Stored data
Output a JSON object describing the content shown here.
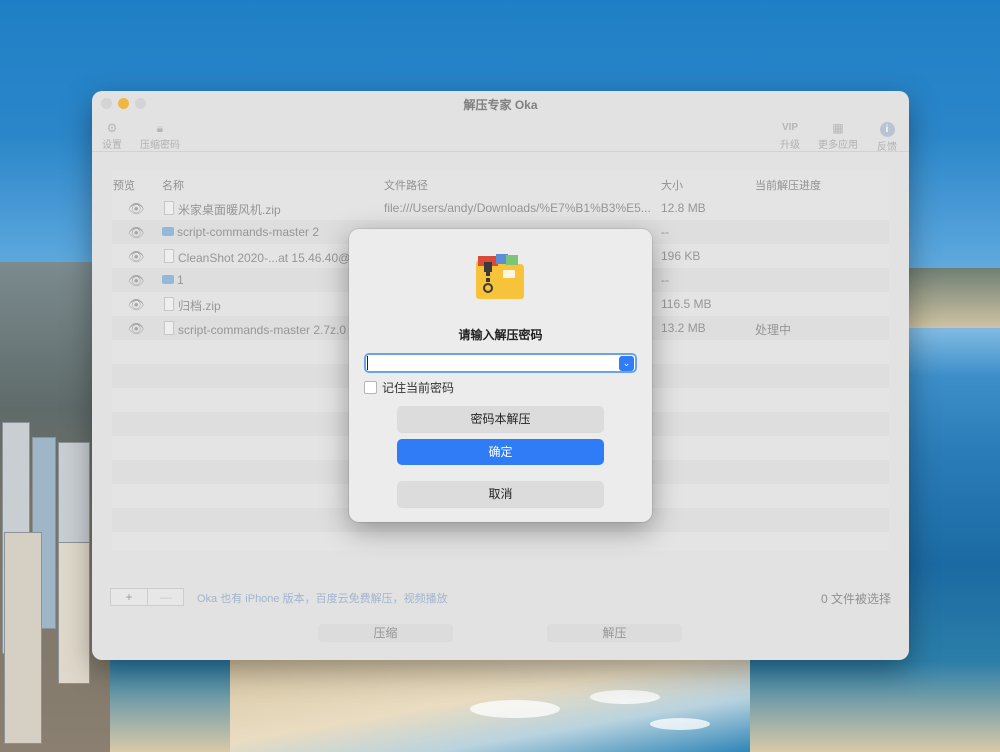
{
  "window": {
    "title": "解压专家 Oka"
  },
  "toolbar": {
    "settings": {
      "label": "设置",
      "icon": "gear-icon"
    },
    "compress_password": {
      "label": "压缩密码",
      "icon": "lock-icon"
    },
    "vip": {
      "badge": "VIP",
      "label": "升级"
    },
    "more_apps": {
      "label": "更多应用",
      "icon": "grid-icon"
    },
    "feedback": {
      "label": "反馈",
      "icon": "info-icon"
    }
  },
  "table": {
    "headers": [
      "预览",
      "名称",
      "文件路径",
      "大小",
      "当前解压进度"
    ],
    "rows": [
      {
        "name": "米家桌面暖风机.zip",
        "type": "file",
        "path": "file:///Users/andy/Downloads/%E7%B1%B3%E5...",
        "size": "12.8 MB",
        "progress": ""
      },
      {
        "name": "script-commands-master 2",
        "type": "folder",
        "path": "",
        "size": "--",
        "progress": ""
      },
      {
        "name": "CleanShot 2020-...at 15.46.40@",
        "type": "file",
        "path": "",
        "size": "196 KB",
        "progress": ""
      },
      {
        "name": "1",
        "type": "folder",
        "path": "",
        "size": "--",
        "progress": ""
      },
      {
        "name": "归档.zip",
        "type": "file",
        "path": "",
        "size": "116.5 MB",
        "progress": ""
      },
      {
        "name": "script-commands-master 2.7z.0",
        "type": "file",
        "path": "",
        "size": "13.2 MB",
        "progress": "处理中"
      }
    ]
  },
  "footer": {
    "add": "+",
    "remove": "—",
    "promo": "Oka 也有 iPhone 版本，百度云免费解压，视频播放",
    "selected_count": "0 文件被选择",
    "compress": "压缩",
    "extract": "解压"
  },
  "dialog": {
    "title": "请输入解压密码",
    "password_value": "",
    "remember_label": "记住当前密码",
    "remember_checked": false,
    "keychain_button": "密码本解压",
    "ok_button": "确定",
    "cancel_button": "取消"
  },
  "colors": {
    "accent": "#2f7cf6",
    "promo_link": "#9db3cf"
  }
}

#### DESCRIPTION OF THE TASK
Gather from the data above every line with the string "commands".

#### SOLUTION
        "name": "script-commands-master 2",
        "name": "script-commands-master 2.7z.0",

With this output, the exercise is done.